Stated goal
Copy the records below exactly, leaving out any pictures.

______

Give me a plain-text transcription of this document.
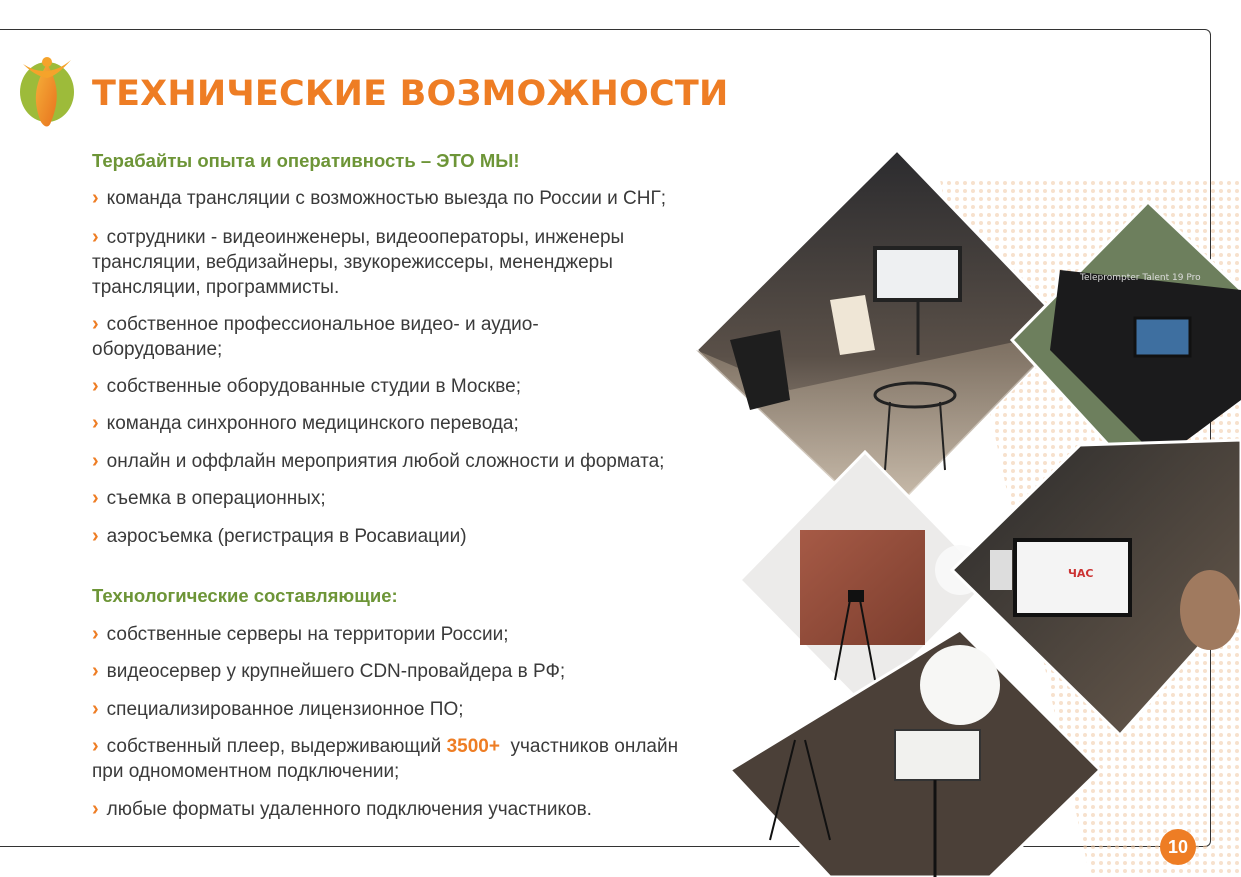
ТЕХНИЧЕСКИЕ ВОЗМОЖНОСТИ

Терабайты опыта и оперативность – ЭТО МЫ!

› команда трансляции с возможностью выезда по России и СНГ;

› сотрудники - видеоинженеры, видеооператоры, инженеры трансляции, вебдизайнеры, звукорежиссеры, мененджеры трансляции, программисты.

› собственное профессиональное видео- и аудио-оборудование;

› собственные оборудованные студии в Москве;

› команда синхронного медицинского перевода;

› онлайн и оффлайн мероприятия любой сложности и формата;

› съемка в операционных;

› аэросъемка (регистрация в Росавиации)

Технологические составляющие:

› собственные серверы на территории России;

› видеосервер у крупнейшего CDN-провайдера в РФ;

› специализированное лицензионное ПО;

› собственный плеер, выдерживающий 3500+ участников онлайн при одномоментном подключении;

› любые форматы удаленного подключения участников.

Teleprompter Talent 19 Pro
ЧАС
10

______

Written reply
Give me a plain-text transcription of this document.
ТЕХНИЧЕСКИЕ ВОЗМОЖНОСТИ

Терабайты опыта и оперативность – ЭТО МЫ!

› команда трансляции с возможностью выезда по России и СНГ;

› сотрудники - видеоинженеры, видеооператоры, инженеры трансляции, вебдизайнеры, звукорежиссеры, мененджеры трансляции, программисты.

› собственное профессиональное видео- и аудио-оборудование;

› собственные оборудованные студии в Москве;

› команда синхронного медицинского перевода;

› онлайн и оффлайн мероприятия любой сложности и формата;

› съемка в операционных;

› аэросъемка (регистрация в Росавиации)

Технологические составляющие:

› собственные серверы на территории России;

› видеосервер у крупнейшего CDN-провайдера в РФ;

› специализированное лицензионное ПО;

› собственный плеер, выдерживающий 3500+ участников онлайн при одномоментном подключении;

› любые форматы удаленного подключения участников.

Teleprompter Talent 19 Pro
ЧАС
10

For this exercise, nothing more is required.